## Job
Look through the entries below and report how many lines hold the string "true". Only the number is wanted.

## Materials provided

####################

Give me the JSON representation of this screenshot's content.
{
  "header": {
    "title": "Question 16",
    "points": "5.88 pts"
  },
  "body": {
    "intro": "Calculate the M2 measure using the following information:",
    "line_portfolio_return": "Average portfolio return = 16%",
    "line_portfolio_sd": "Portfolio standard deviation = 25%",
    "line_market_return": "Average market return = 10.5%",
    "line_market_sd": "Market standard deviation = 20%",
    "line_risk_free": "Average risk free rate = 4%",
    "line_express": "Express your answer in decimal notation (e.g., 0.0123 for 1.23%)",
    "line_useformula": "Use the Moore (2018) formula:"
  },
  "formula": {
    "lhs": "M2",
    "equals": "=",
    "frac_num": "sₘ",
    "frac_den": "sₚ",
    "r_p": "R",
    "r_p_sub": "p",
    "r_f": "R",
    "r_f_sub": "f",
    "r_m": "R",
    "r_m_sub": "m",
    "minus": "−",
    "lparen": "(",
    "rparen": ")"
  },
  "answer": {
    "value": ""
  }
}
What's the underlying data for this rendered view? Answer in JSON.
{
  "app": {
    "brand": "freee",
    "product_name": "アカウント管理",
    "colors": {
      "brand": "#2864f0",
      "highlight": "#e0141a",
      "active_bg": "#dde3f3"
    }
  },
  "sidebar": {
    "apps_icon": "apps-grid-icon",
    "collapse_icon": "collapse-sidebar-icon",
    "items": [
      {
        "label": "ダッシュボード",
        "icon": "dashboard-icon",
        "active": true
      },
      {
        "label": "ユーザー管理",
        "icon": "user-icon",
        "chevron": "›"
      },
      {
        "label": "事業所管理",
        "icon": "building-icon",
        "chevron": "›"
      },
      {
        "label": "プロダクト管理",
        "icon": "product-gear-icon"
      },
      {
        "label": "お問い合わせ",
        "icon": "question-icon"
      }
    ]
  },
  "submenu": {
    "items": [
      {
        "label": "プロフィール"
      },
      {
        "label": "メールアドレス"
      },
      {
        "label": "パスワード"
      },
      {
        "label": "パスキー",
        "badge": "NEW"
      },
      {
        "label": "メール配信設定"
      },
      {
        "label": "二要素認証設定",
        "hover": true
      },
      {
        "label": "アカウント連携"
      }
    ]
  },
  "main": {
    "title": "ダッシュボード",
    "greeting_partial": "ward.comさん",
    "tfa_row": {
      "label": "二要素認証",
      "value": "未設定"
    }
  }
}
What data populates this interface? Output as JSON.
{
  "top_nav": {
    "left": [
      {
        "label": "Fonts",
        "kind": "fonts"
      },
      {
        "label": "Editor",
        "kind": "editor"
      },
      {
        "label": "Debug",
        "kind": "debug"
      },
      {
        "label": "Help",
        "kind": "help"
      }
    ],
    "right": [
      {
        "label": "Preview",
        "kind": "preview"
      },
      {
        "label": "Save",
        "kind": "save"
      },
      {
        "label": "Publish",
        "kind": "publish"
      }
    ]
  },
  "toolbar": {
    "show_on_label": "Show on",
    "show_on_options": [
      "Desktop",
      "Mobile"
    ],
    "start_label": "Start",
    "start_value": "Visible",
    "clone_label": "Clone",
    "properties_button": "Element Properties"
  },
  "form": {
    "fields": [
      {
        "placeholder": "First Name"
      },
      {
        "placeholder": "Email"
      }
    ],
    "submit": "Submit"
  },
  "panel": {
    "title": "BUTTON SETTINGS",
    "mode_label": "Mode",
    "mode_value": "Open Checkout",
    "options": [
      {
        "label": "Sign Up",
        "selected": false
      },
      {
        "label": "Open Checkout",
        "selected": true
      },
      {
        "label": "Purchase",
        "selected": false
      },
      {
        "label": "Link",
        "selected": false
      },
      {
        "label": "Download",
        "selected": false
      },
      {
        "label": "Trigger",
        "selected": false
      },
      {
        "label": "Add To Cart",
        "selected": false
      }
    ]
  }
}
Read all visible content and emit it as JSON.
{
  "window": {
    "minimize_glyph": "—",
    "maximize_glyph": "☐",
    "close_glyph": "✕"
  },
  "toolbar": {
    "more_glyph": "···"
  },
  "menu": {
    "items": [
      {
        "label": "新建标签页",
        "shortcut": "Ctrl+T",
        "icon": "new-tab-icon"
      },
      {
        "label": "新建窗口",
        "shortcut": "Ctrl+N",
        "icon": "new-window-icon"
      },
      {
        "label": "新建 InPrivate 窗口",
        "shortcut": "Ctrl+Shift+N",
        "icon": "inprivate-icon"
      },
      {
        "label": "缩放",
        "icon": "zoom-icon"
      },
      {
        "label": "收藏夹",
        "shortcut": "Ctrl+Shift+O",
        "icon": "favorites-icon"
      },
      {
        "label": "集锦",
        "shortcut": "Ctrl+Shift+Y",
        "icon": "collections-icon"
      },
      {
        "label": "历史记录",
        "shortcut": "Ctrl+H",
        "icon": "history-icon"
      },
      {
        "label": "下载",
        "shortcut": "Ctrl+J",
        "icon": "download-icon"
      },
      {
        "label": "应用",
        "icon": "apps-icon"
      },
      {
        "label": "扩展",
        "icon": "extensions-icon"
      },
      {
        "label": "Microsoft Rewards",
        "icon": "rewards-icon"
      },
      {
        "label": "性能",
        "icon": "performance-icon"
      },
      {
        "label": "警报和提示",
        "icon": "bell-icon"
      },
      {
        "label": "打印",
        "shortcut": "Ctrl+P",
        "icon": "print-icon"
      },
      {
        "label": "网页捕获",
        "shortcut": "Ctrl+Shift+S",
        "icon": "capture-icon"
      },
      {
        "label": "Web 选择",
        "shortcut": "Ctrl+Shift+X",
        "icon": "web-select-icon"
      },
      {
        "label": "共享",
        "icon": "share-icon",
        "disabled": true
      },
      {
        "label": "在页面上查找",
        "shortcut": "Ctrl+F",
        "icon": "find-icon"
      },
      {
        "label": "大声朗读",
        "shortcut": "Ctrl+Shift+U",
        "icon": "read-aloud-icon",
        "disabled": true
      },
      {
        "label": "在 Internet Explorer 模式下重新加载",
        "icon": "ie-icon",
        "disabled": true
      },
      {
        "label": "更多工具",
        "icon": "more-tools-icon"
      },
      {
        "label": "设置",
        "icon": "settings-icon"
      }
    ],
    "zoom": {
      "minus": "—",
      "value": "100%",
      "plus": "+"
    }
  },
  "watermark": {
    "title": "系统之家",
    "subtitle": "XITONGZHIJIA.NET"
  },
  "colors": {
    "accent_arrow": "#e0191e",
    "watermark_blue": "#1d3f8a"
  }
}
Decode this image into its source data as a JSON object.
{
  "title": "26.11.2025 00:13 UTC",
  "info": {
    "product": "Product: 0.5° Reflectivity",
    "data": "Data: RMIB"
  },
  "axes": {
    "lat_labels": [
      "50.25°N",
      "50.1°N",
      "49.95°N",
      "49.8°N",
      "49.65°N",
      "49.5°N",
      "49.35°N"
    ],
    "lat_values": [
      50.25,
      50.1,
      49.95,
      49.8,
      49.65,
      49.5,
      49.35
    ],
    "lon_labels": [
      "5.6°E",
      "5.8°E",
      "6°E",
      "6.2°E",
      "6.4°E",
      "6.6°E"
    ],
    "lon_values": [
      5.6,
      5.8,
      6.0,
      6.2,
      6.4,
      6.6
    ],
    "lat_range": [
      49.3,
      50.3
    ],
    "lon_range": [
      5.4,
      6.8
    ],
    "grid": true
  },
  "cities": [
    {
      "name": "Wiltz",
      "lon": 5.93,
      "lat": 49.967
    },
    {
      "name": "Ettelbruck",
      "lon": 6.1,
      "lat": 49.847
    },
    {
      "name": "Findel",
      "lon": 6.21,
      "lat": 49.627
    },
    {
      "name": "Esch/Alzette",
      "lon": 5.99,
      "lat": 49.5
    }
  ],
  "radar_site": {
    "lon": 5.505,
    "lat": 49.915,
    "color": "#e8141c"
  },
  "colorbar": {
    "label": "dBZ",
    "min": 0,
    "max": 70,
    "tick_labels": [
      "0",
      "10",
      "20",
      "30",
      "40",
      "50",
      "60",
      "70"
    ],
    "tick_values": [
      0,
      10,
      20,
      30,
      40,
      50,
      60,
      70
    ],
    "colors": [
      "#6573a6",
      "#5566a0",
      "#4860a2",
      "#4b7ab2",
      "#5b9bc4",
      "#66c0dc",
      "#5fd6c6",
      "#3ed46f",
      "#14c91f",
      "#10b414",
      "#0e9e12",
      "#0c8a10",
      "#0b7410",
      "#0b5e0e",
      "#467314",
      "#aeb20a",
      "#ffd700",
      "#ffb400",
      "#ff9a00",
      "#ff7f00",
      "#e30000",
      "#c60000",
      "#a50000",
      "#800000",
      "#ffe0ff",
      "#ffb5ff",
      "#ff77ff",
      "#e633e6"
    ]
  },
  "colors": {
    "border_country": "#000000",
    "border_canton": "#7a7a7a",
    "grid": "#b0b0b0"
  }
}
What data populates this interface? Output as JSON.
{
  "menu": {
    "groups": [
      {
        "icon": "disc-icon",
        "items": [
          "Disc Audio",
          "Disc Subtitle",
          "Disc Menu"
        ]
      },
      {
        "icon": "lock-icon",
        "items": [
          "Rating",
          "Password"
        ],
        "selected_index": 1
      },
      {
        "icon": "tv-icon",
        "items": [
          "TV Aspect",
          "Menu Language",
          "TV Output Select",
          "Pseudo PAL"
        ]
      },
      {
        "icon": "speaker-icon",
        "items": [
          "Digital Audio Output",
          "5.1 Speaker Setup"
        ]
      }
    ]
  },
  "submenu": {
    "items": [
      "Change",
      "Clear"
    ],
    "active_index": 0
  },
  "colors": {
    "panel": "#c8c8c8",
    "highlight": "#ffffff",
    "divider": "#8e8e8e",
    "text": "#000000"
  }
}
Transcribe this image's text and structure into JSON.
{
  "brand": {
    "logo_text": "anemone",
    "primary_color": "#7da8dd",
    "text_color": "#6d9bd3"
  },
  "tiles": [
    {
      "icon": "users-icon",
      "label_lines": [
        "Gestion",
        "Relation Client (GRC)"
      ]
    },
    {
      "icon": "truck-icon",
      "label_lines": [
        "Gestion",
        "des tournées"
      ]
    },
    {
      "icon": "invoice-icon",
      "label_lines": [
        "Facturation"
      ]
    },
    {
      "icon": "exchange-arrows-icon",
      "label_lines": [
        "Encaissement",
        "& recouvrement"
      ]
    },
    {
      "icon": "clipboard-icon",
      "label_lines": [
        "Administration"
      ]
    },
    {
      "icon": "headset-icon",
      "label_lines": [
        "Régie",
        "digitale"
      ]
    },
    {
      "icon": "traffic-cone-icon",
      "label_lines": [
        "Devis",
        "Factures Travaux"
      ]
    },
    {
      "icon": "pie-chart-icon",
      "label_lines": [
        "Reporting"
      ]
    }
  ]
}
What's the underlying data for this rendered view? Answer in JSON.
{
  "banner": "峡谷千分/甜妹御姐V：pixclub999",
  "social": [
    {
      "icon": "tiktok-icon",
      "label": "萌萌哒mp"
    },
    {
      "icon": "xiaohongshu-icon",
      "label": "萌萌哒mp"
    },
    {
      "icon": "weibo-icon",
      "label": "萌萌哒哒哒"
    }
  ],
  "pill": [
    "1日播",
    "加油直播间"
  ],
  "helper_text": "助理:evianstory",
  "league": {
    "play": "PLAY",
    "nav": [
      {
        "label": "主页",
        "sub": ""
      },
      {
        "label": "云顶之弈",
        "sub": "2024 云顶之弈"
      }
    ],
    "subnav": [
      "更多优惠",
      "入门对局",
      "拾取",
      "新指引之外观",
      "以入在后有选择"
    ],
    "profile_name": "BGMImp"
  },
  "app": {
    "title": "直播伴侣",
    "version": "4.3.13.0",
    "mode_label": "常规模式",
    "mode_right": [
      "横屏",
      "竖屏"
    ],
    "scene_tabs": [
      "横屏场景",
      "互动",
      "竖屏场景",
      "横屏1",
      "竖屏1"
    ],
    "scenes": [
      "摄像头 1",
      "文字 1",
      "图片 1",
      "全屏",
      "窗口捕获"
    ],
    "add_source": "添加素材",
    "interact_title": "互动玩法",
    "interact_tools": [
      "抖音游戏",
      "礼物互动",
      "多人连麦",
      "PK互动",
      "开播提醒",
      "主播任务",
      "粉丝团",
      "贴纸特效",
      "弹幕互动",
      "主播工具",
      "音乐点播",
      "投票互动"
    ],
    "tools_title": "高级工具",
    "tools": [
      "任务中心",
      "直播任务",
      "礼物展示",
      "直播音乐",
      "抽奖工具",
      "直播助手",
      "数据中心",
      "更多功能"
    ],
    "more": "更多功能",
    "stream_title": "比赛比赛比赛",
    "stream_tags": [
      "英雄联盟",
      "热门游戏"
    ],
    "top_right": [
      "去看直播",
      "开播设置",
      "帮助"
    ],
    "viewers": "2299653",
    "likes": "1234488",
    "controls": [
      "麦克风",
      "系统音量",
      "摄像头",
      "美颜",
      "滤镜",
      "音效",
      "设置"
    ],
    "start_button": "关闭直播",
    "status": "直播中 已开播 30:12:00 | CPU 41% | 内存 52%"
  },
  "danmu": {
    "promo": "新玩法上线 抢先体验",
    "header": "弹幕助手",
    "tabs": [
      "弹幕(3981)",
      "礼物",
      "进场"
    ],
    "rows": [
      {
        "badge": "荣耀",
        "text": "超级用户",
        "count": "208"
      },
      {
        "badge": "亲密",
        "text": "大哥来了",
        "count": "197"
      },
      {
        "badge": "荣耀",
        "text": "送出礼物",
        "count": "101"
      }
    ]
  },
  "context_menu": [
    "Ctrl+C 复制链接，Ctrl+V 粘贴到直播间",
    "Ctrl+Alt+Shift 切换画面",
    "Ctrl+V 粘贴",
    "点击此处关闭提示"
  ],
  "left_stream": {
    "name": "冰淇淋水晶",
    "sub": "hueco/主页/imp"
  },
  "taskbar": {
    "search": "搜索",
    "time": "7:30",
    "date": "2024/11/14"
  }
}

####################

## Result of the task
7